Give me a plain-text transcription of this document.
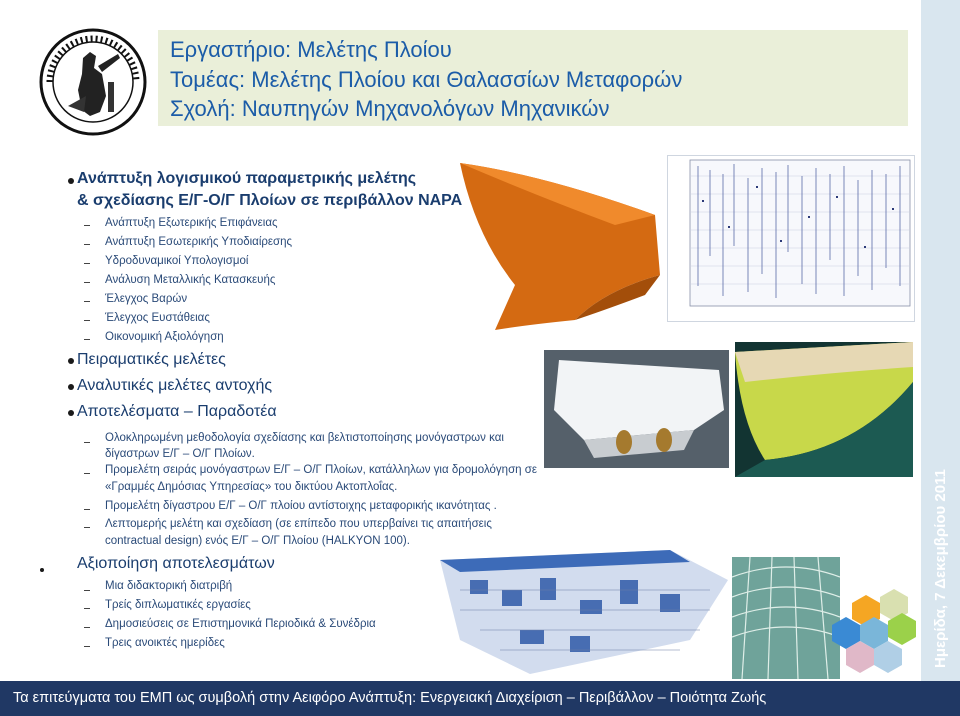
Εργαστήριο: Μελέτης Πλοίου
Τομέας: Μελέτης Πλοίου και Θαλασσίων Μεταφορών
Σχολή: Ναυπηγών Μηχανολόγων Μηχανικών
Ημερίδα, 7 Δεκεμβρίου 2011
Ανάπτυξη λογισμικού παραμετρικής μελέτης
& σχεδίασης Ε/Γ-Ο/Γ Πλοίων σε περιβάλλον ΝΑΡΑ
Ανάπτυξη Εξωτερικής Επιφάνειας
Ανάπτυξη Εσωτερικής Υποδιαίρεσης
Υδροδυναμικοί Υπολογισμοί
Ανάλυση Μεταλλικής Κατασκευής
Έλεγχος Βαρών
Έλεγχος Ευστάθειας
Οικονομική Αξιολόγηση
Πειραματικές μελέτες
Αναλυτικές μελέτες αντοχής
Αποτελέσματα – Παραδοτέα
Ολοκληρωμένη μεθοδολογία σχεδίασης και βελτιστοποίησης μονόγαστρων και
δίγαστρων Ε/Γ – Ο/Γ Πλοίων.
Προμελέτη σειράς μονόγαστρων Ε/Γ – Ο/Γ Πλοίων, κατάλληλων για δρομολόγηση σε
«Γραμμές Δημόσιας Υπηρεσίας» του δικτύου Ακτοπλοΐας.
Προμελέτη δίγαστρου Ε/Γ – Ο/Γ πλοίου αντίστοιχης μεταφορικής ικανότητας .
Λεπτομερής μελέτη και σχεδίαση (σε επίπεδο που υπερβαίνει τις απαιτήσεις
contractual design) ενός Ε/Γ – Ο/Γ Πλοίου (HALKYON 100).
Αξιοποίηση αποτελεσμάτων
Μια διδακτορική διατριβή
Τρείς διπλωματικές εργασίες
Δημοσιεύσεις σε Επιστημονικά Περιοδικά & Συνέδρια
Τρεις ανοικτές ημερίδες
Τα επιτεύγματα του ΕΜΠ ως συμβολή στην Αειφόρο Ανάπτυξη: Ενεργειακή Διαχείριση – Περιβάλλον – Ποιότητα Ζωής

EXERCISE AIM> Write out every line above exactly as it is, leaving out the pictures.

FINAL RESULT>
Give me a plain-text transcription of this document.
Εργαστήριο: Μελέτης Πλοίου
Τομέας: Μελέτης Πλοίου και Θαλασσίων Μεταφορών
Σχολή: Ναυπηγών Μηχανολόγων Μηχανικών
Ημερίδα, 7 Δεκεμβρίου 2011
Ανάπτυξη λογισμικού παραμετρικής μελέτης
& σχεδίασης Ε/Γ-Ο/Γ Πλοίων σε περιβάλλον ΝΑΡΑ
Ανάπτυξη Εξωτερικής Επιφάνειας
Ανάπτυξη Εσωτερικής Υποδιαίρεσης
Υδροδυναμικοί Υπολογισμοί
Ανάλυση Μεταλλικής Κατασκευής
Έλεγχος Βαρών
Έλεγχος Ευστάθειας
Οικονομική Αξιολόγηση
Πειραματικές μελέτες
Αναλυτικές μελέτες αντοχής
Αποτελέσματα – Παραδοτέα
Ολοκληρωμένη μεθοδολογία σχεδίασης και βελτιστοποίησης μονόγαστρων και
δίγαστρων Ε/Γ – Ο/Γ Πλοίων.
Προμελέτη σειράς μονόγαστρων Ε/Γ – Ο/Γ Πλοίων, κατάλληλων για δρομολόγηση σε
«Γραμμές Δημόσιας Υπηρεσίας» του δικτύου Ακτοπλοΐας.
Προμελέτη δίγαστρου Ε/Γ – Ο/Γ πλοίου αντίστοιχης μεταφορικής ικανότητας .
Λεπτομερής μελέτη και σχεδίαση (σε επίπεδο που υπερβαίνει τις απαιτήσεις
contractual design) ενός Ε/Γ – Ο/Γ Πλοίου (HALKYON 100).
Αξιοποίηση αποτελεσμάτων
Μια διδακτορική διατριβή
Τρείς διπλωματικές εργασίες
Δημοσιεύσεις σε Επιστημονικά Περιοδικά & Συνέδρια
Τρεις ανοικτές ημερίδες
Τα επιτεύγματα του ΕΜΠ ως συμβολή στην Αειφόρο Ανάπτυξη: Ενεργειακή Διαχείριση – Περιβάλλον – Ποιότητα Ζωής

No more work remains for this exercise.